# TU OBJETIVO:
Prosigue el texto sobre el "estilo argentino" de desdeñar la política, a partir de su última oración.

# TEXTO CITADO:
No es extraño que el “estilo argentino” tienda a destituir avinagradamente a toda la política, arrinconándola en cuestiones de orden estrictamente privado, anécdotas sórdidas, conspiraciones, cometas, corrupción, poder, despilfarro. Una especie de infancia o adolescencia política que tarde o temprano termina en el famoso acting “que se vayan todos”, o poniendo un dibujo de Caloi o al eternauta en el sobre del voto como forma irónica o satírica de protesta individual. En el fondo, la polaridad última parece ser clase política vs. pueblo. Y ese agonismo resuelve sumariamente todo, en última instancia: funciona como una explicación que deja a todo el mundo conforme, con cara de tener la verdad redonda y definitiva del universo (“estos son todos una manga de jodedores”, “estos siempre se acomodan entre ellos”, en fin). El problema de la política (confúndesela, por otra parte, con “los políticos”) es que es inherentemente corrupta, tiende a emborrachar de poder a quien la ejerce, o a contaminarlo con los tics cansados de un Estado inoperante y ladrón, o, sobre todo, a contagiarlo con los rituales monárquicos de la ostentación, la pavorrealización, la ricardofortización y el exhibicionismo.

# MATERIAL PROPORCIONADO:
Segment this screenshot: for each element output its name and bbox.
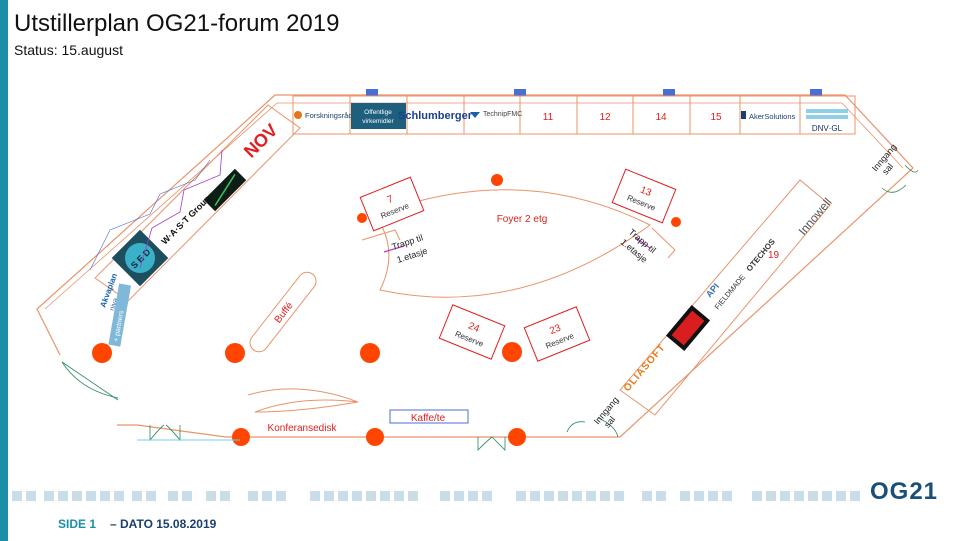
stairs-right: Trapp til 1.etasje	[619, 227, 676, 265]
forskningsradet-text: Forskningsrådet	[305, 111, 360, 120]
left-stand-row	[94, 104, 301, 302]
forskningsradet-logo: Forskningsrådet	[294, 111, 360, 120]
status-text: Status: 15.august	[14, 42, 123, 58]
og21-logo: OG21	[870, 478, 939, 505]
wast-logo: W·A·S·T Group	[159, 193, 212, 246]
top-stand-row	[292, 95, 856, 135]
page-title: Utstillerplan OG21-forum 2019	[14, 10, 340, 37]
fieldmade-logo: FIELDMADE	[713, 273, 747, 312]
stand-23-number: 23	[548, 322, 563, 337]
stand-13: 13 Reserve	[611, 168, 677, 224]
stand-23: 23 Reserve	[523, 306, 591, 362]
right-stand-row	[619, 179, 831, 416]
stand-7-number: 7	[386, 194, 396, 206]
akvaplan-text-2: niva	[109, 297, 120, 312]
virkemidler-logo: Offentlige virkemidler	[351, 103, 406, 129]
outer-wall	[36, 94, 914, 438]
schlumberger-logo: Schlumberger	[398, 110, 473, 122]
entrance-right: Inngang sal	[870, 142, 899, 177]
stand-14-label: 14	[655, 112, 667, 123]
innowell-logo: Innowell	[796, 195, 835, 238]
purple-guide-line	[139, 149, 223, 269]
coffee-label: Kaffe/te	[411, 413, 446, 424]
window-markers	[366, 89, 822, 96]
stand-24: 24 Reserve	[438, 304, 506, 360]
foyer-label: Foyer 2 etg	[497, 214, 548, 225]
dark-exhibitor-logo	[203, 168, 247, 212]
coffee-table	[389, 409, 469, 424]
stand-24-number: 24	[466, 321, 481, 336]
stand-11-label: 11	[543, 112, 554, 123]
footer-date: – DATO 15.08.2019	[110, 517, 217, 531]
technip-text: TechnipFMC	[483, 111, 522, 118]
aker-text: AkerSolutions	[749, 112, 796, 121]
virkemidler-text-2: virkemidler	[362, 118, 394, 125]
virkemidler-text-1: Offentlige	[364, 109, 392, 116]
oliasoft-logo: OLIASOFT	[622, 342, 668, 394]
blue-guide-line	[89, 159, 211, 271]
stand-12-label: 12	[599, 112, 611, 123]
footer-dot-pattern	[12, 491, 860, 501]
technip-logo: TechnipFMC	[470, 111, 522, 118]
stand-19-label: 19	[768, 250, 780, 261]
accent-side-bar	[0, 0, 8, 541]
red-stand-logo	[665, 304, 711, 352]
conference-desk	[247, 388, 359, 413]
outer-wall-inner	[44, 102, 904, 310]
footer-page-number: SIDE 1	[58, 517, 97, 531]
foyer-outline	[374, 189, 651, 298]
dnvgl-logo: DNV·GL	[806, 109, 848, 133]
api-logo: API	[704, 281, 721, 299]
conference-label: Konferansedisk	[268, 423, 338, 434]
round-tables	[92, 174, 681, 446]
doors	[61, 164, 919, 451]
stairs-left: Trapp til 1.etasje	[361, 229, 429, 265]
stand-15-label: 15	[710, 112, 722, 123]
stand-7: 7 Reserve	[359, 176, 425, 232]
entrance-bottom: Inngang sal	[592, 395, 621, 430]
aker-logo: AkerSolutions	[741, 111, 796, 121]
buffet-table: Buffé	[249, 271, 317, 353]
stand-13-number: 13	[638, 185, 653, 200]
dnvgl-text: DNV·GL	[812, 124, 843, 133]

# RESPUESTA:
Recuerdo que cuando Cristina K. estaba en medio de aquel duro enfrentamiento con el sector agroexportador, había dos carteles opositores significativos en medio de una ruta cortada. Uno decía: “Cristina, no te queremos. Todos somos campo”. Y el otro aclaraba: “Cristina, tus zapatos cuestan más que mi 4x4”. En la brecha, o mejor, en la contradicción que hay entre la 4x4 del estanciero y la gente sin campo ni vehículo (e incluso sin zapatos), se interpone una segunda brecha, más superficial y tonta, pero mucho más espectacular y eficaz: los zapatos caros de la Presidente. Esta nueva contradicción absorbe a la anterior y reclama su verdad definitiva. “Querido peón, querido obrero industrial, querido y triste pequeño burócrata urbano: yo, mi 4x4, no somos tus enemigos (de clase, digamos): tus enemigos son los zapatos de Cristina. Y ya que todos somos campo, vamos todos contra los zapatos de Cristina.”.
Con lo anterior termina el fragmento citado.